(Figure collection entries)
========
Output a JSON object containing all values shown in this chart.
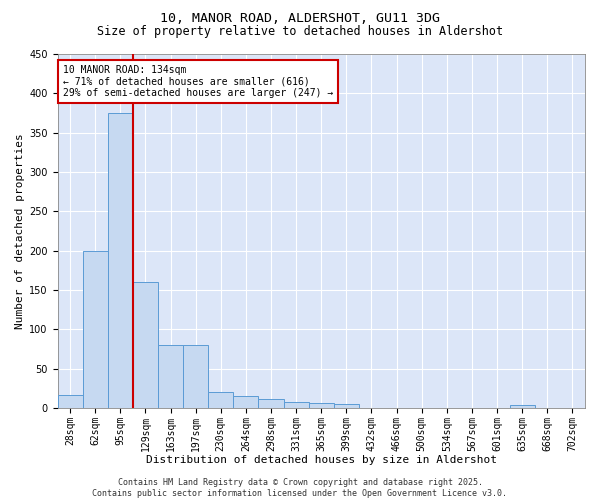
{
  "title_line1": "10, MANOR ROAD, ALDERSHOT, GU11 3DG",
  "title_line2": "Size of property relative to detached houses in Aldershot",
  "xlabel": "Distribution of detached houses by size in Aldershot",
  "ylabel": "Number of detached properties",
  "categories": [
    "28sqm",
    "62sqm",
    "95sqm",
    "129sqm",
    "163sqm",
    "197sqm",
    "230sqm",
    "264sqm",
    "298sqm",
    "331sqm",
    "365sqm",
    "399sqm",
    "432sqm",
    "466sqm",
    "500sqm",
    "534sqm",
    "567sqm",
    "601sqm",
    "635sqm",
    "668sqm",
    "702sqm"
  ],
  "values": [
    17,
    200,
    375,
    160,
    80,
    80,
    20,
    15,
    12,
    7,
    6,
    5,
    0,
    0,
    0,
    0,
    0,
    0,
    4,
    0,
    0
  ],
  "bar_color": "#c6d9f1",
  "bar_edge_color": "#5b9bd5",
  "red_line_index": 3,
  "annotation_text": "10 MANOR ROAD: 134sqm\n← 71% of detached houses are smaller (616)\n29% of semi-detached houses are larger (247) →",
  "annotation_box_color": "white",
  "annotation_box_edge_color": "#cc0000",
  "red_line_color": "#cc0000",
  "ylim": [
    0,
    450
  ],
  "yticks": [
    0,
    50,
    100,
    150,
    200,
    250,
    300,
    350,
    400,
    450
  ],
  "background_color": "#dce6f8",
  "grid_color": "white",
  "footer_line1": "Contains HM Land Registry data © Crown copyright and database right 2025.",
  "footer_line2": "Contains public sector information licensed under the Open Government Licence v3.0.",
  "title_fontsize": 9.5,
  "subtitle_fontsize": 8.5,
  "axis_label_fontsize": 8,
  "tick_fontsize": 7,
  "annotation_fontsize": 7,
  "footer_fontsize": 6
}
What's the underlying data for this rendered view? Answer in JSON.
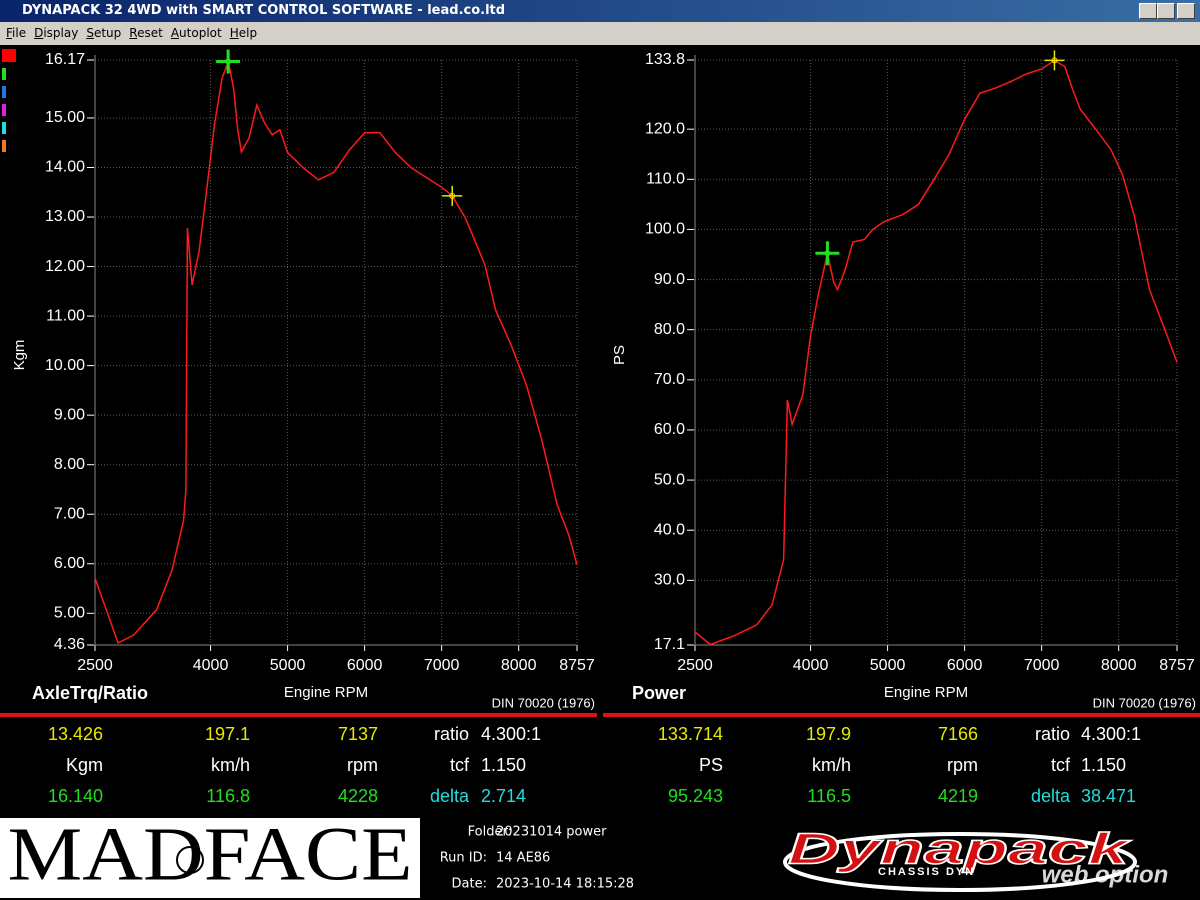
{
  "window": {
    "title": "DYNAPACK 32 4WD with SMART CONTROL SOFTWARE - lead.co.ltd"
  },
  "menu": [
    "File",
    "Display",
    "Setup",
    "Reset",
    "Autoplot",
    "Help"
  ],
  "chart_data": [
    {
      "type": "line",
      "title": "AxleTrq/Ratio",
      "x_label": "Engine RPM",
      "y_label": "Kgm",
      "note": "DIN 70020 (1976)",
      "xlim": [
        2500,
        8757
      ],
      "ylim": [
        4.36,
        16.17
      ],
      "grid": true,
      "xticks": [
        2500,
        4000,
        5000,
        6000,
        7000,
        8000,
        8757
      ],
      "yticks": [
        4.36,
        {
          "value": 5,
          "label": "5.00"
        },
        {
          "value": 6,
          "label": "6.00"
        },
        {
          "value": 7,
          "label": "7.00"
        },
        {
          "value": 8,
          "label": "8.00"
        },
        {
          "value": 9,
          "label": "9.00"
        },
        {
          "value": 10,
          "label": "10.00"
        },
        {
          "value": 11,
          "label": "11.00"
        },
        {
          "value": 12,
          "label": "12.00"
        },
        {
          "value": 13,
          "label": "13.00"
        },
        {
          "value": 14,
          "label": "14.00"
        },
        {
          "value": 15,
          "label": "15.00"
        },
        16.17
      ],
      "x": [
        2500,
        2800,
        3000,
        3300,
        3500,
        3650,
        3680,
        3700,
        3760,
        3850,
        3950,
        4050,
        4150,
        4230,
        4300,
        4350,
        4400,
        4500,
        4600,
        4700,
        4800,
        4900,
        5000,
        5200,
        5400,
        5600,
        5800,
        6000,
        6200,
        6400,
        6600,
        6800,
        7000,
        7137,
        7300,
        7400,
        7563,
        7700,
        7900,
        8100,
        8300,
        8500,
        8650,
        8757
      ],
      "series": [
        {
          "color": "#ff1a1a",
          "values": [
            5.71,
            4.4,
            4.56,
            5.07,
            5.87,
            6.88,
            7.5,
            12.78,
            11.63,
            12.3,
            13.55,
            14.86,
            15.8,
            16.14,
            15.58,
            14.8,
            14.31,
            14.6,
            15.26,
            14.9,
            14.66,
            14.76,
            14.3,
            14.0,
            13.75,
            13.9,
            14.35,
            14.7,
            14.7,
            14.3,
            14.0,
            13.8,
            13.6,
            13.43,
            13.0,
            12.64,
            12.03,
            11.12,
            10.42,
            9.61,
            8.5,
            7.19,
            6.58,
            5.98
          ]
        }
      ],
      "readout": {
        "units": [
          "Kgm",
          "km/h",
          "rpm"
        ],
        "rows": [
          {
            "color": "#e8e800",
            "values": [
              13.426,
              197.1,
              7137
            ]
          },
          {
            "color": "#22dd22",
            "values": [
              {
                "value": 16.14,
                "label": "16.140"
              },
              116.8,
              4228
            ]
          }
        ],
        "ratio_label": "ratio",
        "ratio": "4.300:1",
        "tcf_label": "tcf",
        "tcf": "1.150",
        "delta_label": "delta",
        "delta": 2.714
      }
    },
    {
      "type": "line",
      "title": "Power",
      "x_label": "Engine RPM",
      "y_label": "PS",
      "note": "DIN 70020 (1976)",
      "xlim": [
        2500,
        8757
      ],
      "ylim": [
        17.1,
        133.8
      ],
      "grid": true,
      "xticks": [
        2500,
        4000,
        5000,
        6000,
        7000,
        8000,
        8757
      ],
      "yticks": [
        17.1,
        {
          "value": 30,
          "label": "30.0"
        },
        {
          "value": 40,
          "label": "40.0"
        },
        {
          "value": 50,
          "label": "50.0"
        },
        {
          "value": 60,
          "label": "60.0"
        },
        {
          "value": 70,
          "label": "70.0"
        },
        {
          "value": 80,
          "label": "80.0"
        },
        {
          "value": 90,
          "label": "90.0"
        },
        {
          "value": 100,
          "label": "100.0"
        },
        {
          "value": 110,
          "label": "110.0"
        },
        {
          "value": 120,
          "label": "120.0"
        },
        133.8
      ],
      "x": [
        2500,
        2700,
        3000,
        3300,
        3500,
        3650,
        3700,
        3760,
        3900,
        4000,
        4100,
        4219,
        4300,
        4350,
        4450,
        4550,
        4700,
        4800,
        4950,
        5200,
        5400,
        5600,
        5800,
        6000,
        6200,
        6400,
        6600,
        6800,
        7000,
        7166,
        7300,
        7400,
        7500,
        7700,
        7900,
        8050,
        8200,
        8400,
        8600,
        8757
      ],
      "series": [
        {
          "color": "#ff1a1a",
          "values": [
            19.7,
            17.2,
            18.9,
            21.1,
            25.1,
            34.1,
            66,
            61.1,
            67,
            78.9,
            87,
            95.2,
            89.5,
            88,
            92,
            97.5,
            98,
            99.9,
            101.5,
            103,
            105,
            109.9,
            115,
            122,
            127.2,
            128.2,
            129.5,
            131,
            132,
            133.7,
            132.5,
            128,
            124,
            120,
            115.9,
            110.9,
            102.9,
            88,
            80,
            73.5
          ]
        }
      ],
      "readout": {
        "units": [
          "PS",
          "km/h",
          "rpm"
        ],
        "rows": [
          {
            "color": "#e8e800",
            "values": [
              133.714,
              197.9,
              7166
            ]
          },
          {
            "color": "#22dd22",
            "values": [
              95.243,
              116.5,
              4219
            ]
          }
        ],
        "ratio_label": "ratio",
        "ratio": "4.300:1",
        "tcf_label": "tcf",
        "tcf": "1.150",
        "delta_label": "delta",
        "delta": 38.471
      }
    }
  ],
  "footer": {
    "folder_label": "Folder:",
    "folder": "20231014 power",
    "run_label": "Run ID:",
    "run": "14 AE86",
    "date_label": "Date:",
    "date": "2023-10-14 18:15:28",
    "logo_left": "MADFACE",
    "logo_right": "Dynapack",
    "logo_right_sub": "CHASSIS DYN",
    "watermark": "web option"
  }
}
========
### WORK TO DO
Print out the material word for word, omitting the pictures.

### REPLY TO THE TASK
Output a JSON object containing all values shown in this chart.
{
  "title_line1": "10, MANOR ROAD, ALDERSHOT, GU11 3DG",
  "title_line2": "Size of property relative to detached houses in Aldershot",
  "xlabel": "Distribution of detached houses by size in Aldershot",
  "ylabel": "Number of detached properties",
  "categories": [
    "28sqm",
    "62sqm",
    "95sqm",
    "129sqm",
    "163sqm",
    "197sqm",
    "230sqm",
    "264sqm",
    "298sqm",
    "331sqm",
    "365sqm",
    "399sqm",
    "432sqm",
    "466sqm",
    "500sqm",
    "534sqm",
    "567sqm",
    "601sqm",
    "635sqm",
    "668sqm",
    "702sqm"
  ],
  "values": [
    17,
    200,
    375,
    160,
    80,
    80,
    20,
    15,
    12,
    7,
    6,
    5,
    0,
    0,
    0,
    0,
    0,
    0,
    4,
    0,
    0
  ],
  "bar_color": "#c6d9f1",
  "bar_edge_color": "#5b9bd5",
  "red_line_index": 3,
  "annotation_text": "10 MANOR ROAD: 134sqm\n← 71% of detached houses are smaller (616)\n29% of semi-detached houses are larger (247) →",
  "annotation_box_color": "white",
  "annotation_box_edge_color": "#cc0000",
  "red_line_color": "#cc0000",
  "ylim": [
    0,
    450
  ],
  "yticks": [
    0,
    50,
    100,
    150,
    200,
    250,
    300,
    350,
    400,
    450
  ],
  "background_color": "#dce6f8",
  "grid_color": "white",
  "footer_line1": "Contains HM Land Registry data © Crown copyright and database right 2025.",
  "footer_line2": "Contains public sector information licensed under the Open Government Licence v3.0.",
  "title_fontsize": 9.5,
  "subtitle_fontsize": 8.5,
  "axis_label_fontsize": 8,
  "tick_fontsize": 7,
  "annotation_fontsize": 7,
  "footer_fontsize": 6
}
What's the underlying data for this rendered view? Answer in JSON.
{
  "window": {
    "title": "DYNAPACK 32 4WD with SMART CONTROL SOFTWARE - lead.co.ltd"
  },
  "menu": [
    "File",
    "Display",
    "Setup",
    "Reset",
    "Autoplot",
    "Help"
  ],
  "chart_data": [
    {
      "type": "line",
      "title": "AxleTrq/Ratio",
      "x_label": "Engine RPM",
      "y_label": "Kgm",
      "note": "DIN 70020 (1976)",
      "xlim": [
        2500,
        8757
      ],
      "ylim": [
        4.36,
        16.17
      ],
      "grid": true,
      "xticks": [
        2500,
        4000,
        5000,
        6000,
        7000,
        8000,
        8757
      ],
      "yticks": [
        4.36,
        {
          "value": 5,
          "label": "5.00"
        },
        {
          "value": 6,
          "label": "6.00"
        },
        {
          "value": 7,
          "label": "7.00"
        },
        {
          "value": 8,
          "label": "8.00"
        },
        {
          "value": 9,
          "label": "9.00"
        },
        {
          "value": 10,
          "label": "10.00"
        },
        {
          "value": 11,
          "label": "11.00"
        },
        {
          "value": 12,
          "label": "12.00"
        },
        {
          "value": 13,
          "label": "13.00"
        },
        {
          "value": 14,
          "label": "14.00"
        },
        {
          "value": 15,
          "label": "15.00"
        },
        16.17
      ],
      "x": [
        2500,
        2800,
        3000,
        3300,
        3500,
        3650,
        3680,
        3700,
        3760,
        3850,
        3950,
        4050,
        4150,
        4230,
        4300,
        4350,
        4400,
        4500,
        4600,
        4700,
        4800,
        4900,
        5000,
        5200,
        5400,
        5600,
        5800,
        6000,
        6200,
        6400,
        6600,
        6800,
        7000,
        7137,
        7300,
        7400,
        7563,
        7700,
        7900,
        8100,
        8300,
        8500,
        8650,
        8757
      ],
      "series": [
        {
          "color": "#ff1a1a",
          "values": [
            5.71,
            4.4,
            4.56,
            5.07,
            5.87,
            6.88,
            7.5,
            12.78,
            11.63,
            12.3,
            13.55,
            14.86,
            15.8,
            16.14,
            15.58,
            14.8,
            14.31,
            14.6,
            15.26,
            14.9,
            14.66,
            14.76,
            14.3,
            14.0,
            13.75,
            13.9,
            14.35,
            14.7,
            14.7,
            14.3,
            14.0,
            13.8,
            13.6,
            13.43,
            13.0,
            12.64,
            12.03,
            11.12,
            10.42,
            9.61,
            8.5,
            7.19,
            6.58,
            5.98
          ]
        }
      ],
      "readout": {
        "units": [
          "Kgm",
          "km/h",
          "rpm"
        ],
        "rows": [
          {
            "color": "#e8e800",
            "values": [
              13.426,
              197.1,
              7137
            ]
          },
          {
            "color": "#22dd22",
            "values": [
              {
                "value": 16.14,
                "label": "16.140"
              },
              116.8,
              4228
            ]
          }
        ],
        "ratio_label": "ratio",
        "ratio": "4.300:1",
        "tcf_label": "tcf",
        "tcf": "1.150",
        "delta_label": "delta",
        "delta": 2.714
      }
    },
    {
      "type": "line",
      "title": "Power",
      "x_label": "Engine RPM",
      "y_label": "PS",
      "note": "DIN 70020 (1976)",
      "xlim": [
        2500,
        8757
      ],
      "ylim": [
        17.1,
        133.8
      ],
      "grid": true,
      "xticks": [
        2500,
        4000,
        5000,
        6000,
        7000,
        8000,
        8757
      ],
      "yticks": [
        17.1,
        {
          "value": 30,
          "label": "30.0"
        },
        {
          "value": 40,
          "label": "40.0"
        },
        {
          "value": 50,
          "label": "50.0"
        },
        {
          "value": 60,
          "label": "60.0"
        },
        {
          "value": 70,
          "label": "70.0"
        },
        {
          "value": 80,
          "label": "80.0"
        },
        {
          "value": 90,
          "label": "90.0"
        },
        {
          "value": 100,
          "label": "100.0"
        },
        {
          "value": 110,
          "label": "110.0"
        },
        {
          "value": 120,
          "label": "120.0"
        },
        133.8
      ],
      "x": [
        2500,
        2700,
        3000,
        3300,
        3500,
        3650,
        3700,
        3760,
        3900,
        4000,
        4100,
        4219,
        4300,
        4350,
        4450,
        4550,
        4700,
        4800,
        4950,
        5200,
        5400,
        5600,
        5800,
        6000,
        6200,
        6400,
        6600,
        6800,
        7000,
        7166,
        7300,
        7400,
        7500,
        7700,
        7900,
        8050,
        8200,
        8400,
        8600,
        8757
      ],
      "series": [
        {
          "color": "#ff1a1a",
          "values": [
            19.7,
            17.2,
            18.9,
            21.1,
            25.1,
            34.1,
            66,
            61.1,
            67,
            78.9,
            87,
            95.2,
            89.5,
            88,
            92,
            97.5,
            98,
            99.9,
            101.5,
            103,
            105,
            109.9,
            115,
            122,
            127.2,
            128.2,
            129.5,
            131,
            132,
            133.7,
            132.5,
            128,
            124,
            120,
            115.9,
            110.9,
            102.9,
            88,
            80,
            73.5
          ]
        }
      ],
      "readout": {
        "units": [
          "PS",
          "km/h",
          "rpm"
        ],
        "rows": [
          {
            "color": "#e8e800",
            "values": [
              133.714,
              197.9,
              7166
            ]
          },
          {
            "color": "#22dd22",
            "values": [
              95.243,
              116.5,
              4219
            ]
          }
        ],
        "ratio_label": "ratio",
        "ratio": "4.300:1",
        "tcf_label": "tcf",
        "tcf": "1.150",
        "delta_label": "delta",
        "delta": 38.471
      }
    }
  ],
  "footer": {
    "folder_label": "Folder:",
    "folder": "20231014 power",
    "run_label": "Run ID:",
    "run": "14 AE86",
    "date_label": "Date:",
    "date": "2023-10-14 18:15:28",
    "logo_left": "MADFACE",
    "logo_right": "Dynapack",
    "logo_right_sub": "CHASSIS DYN",
    "watermark": "web option"
  }
}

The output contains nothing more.